Stored records
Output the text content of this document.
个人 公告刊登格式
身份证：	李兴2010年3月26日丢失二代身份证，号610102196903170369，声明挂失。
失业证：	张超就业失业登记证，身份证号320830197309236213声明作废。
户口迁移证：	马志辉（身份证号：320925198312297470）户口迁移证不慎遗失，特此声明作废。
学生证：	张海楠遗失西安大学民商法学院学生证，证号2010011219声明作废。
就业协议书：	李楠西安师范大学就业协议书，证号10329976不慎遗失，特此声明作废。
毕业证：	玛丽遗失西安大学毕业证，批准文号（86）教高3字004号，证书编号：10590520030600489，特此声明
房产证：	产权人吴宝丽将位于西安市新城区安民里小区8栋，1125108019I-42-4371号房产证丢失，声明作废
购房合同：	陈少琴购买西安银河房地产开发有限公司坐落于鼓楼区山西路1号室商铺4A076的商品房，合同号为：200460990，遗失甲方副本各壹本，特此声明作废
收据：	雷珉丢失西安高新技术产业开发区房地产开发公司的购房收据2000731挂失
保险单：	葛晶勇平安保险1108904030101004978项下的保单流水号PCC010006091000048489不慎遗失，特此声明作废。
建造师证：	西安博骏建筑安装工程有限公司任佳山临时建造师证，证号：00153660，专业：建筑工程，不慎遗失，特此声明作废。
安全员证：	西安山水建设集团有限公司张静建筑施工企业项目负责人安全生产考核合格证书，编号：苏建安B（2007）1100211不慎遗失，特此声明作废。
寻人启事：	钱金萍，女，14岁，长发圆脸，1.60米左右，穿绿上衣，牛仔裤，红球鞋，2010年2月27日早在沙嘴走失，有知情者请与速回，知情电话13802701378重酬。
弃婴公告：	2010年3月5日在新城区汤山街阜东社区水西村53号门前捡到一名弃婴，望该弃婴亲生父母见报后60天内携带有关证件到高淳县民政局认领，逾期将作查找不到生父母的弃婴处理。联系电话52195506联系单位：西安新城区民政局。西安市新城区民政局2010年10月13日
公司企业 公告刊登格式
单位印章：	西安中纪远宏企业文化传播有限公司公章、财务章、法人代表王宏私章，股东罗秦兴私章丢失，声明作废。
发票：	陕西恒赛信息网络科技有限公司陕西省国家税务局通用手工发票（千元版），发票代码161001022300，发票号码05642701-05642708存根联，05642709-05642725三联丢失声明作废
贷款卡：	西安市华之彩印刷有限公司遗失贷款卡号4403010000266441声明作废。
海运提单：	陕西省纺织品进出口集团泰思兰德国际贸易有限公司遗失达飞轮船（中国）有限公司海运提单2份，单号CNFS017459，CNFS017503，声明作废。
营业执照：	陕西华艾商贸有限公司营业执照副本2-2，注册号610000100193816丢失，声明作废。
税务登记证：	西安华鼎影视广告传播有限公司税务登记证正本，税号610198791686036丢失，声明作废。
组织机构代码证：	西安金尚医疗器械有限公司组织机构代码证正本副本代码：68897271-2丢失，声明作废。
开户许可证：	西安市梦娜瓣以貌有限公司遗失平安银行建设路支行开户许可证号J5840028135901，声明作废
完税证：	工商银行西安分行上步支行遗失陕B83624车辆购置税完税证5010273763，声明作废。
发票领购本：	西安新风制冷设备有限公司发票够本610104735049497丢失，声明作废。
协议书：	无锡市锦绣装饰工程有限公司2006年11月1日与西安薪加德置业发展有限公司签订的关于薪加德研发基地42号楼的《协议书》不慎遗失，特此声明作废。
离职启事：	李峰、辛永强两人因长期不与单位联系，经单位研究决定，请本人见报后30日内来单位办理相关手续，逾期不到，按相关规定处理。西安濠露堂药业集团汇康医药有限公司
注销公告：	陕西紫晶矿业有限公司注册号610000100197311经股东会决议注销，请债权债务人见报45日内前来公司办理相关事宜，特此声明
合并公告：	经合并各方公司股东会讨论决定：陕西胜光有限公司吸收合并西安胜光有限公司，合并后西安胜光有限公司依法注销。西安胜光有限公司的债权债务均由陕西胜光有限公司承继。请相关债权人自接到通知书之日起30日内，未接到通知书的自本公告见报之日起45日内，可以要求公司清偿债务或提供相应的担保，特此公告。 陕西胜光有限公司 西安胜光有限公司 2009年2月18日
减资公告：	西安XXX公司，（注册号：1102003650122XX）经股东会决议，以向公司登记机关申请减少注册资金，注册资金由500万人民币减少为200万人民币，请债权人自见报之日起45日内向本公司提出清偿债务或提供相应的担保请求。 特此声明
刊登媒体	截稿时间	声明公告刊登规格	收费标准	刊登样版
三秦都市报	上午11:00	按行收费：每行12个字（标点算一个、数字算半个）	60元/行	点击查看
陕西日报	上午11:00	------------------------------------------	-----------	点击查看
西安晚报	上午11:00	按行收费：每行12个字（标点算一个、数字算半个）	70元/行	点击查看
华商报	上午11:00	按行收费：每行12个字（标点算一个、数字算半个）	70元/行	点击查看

CHALLENGE: Reply with only the number of lines in the material above where the string "特此声明作废" appears.

THE OUTPUT: 7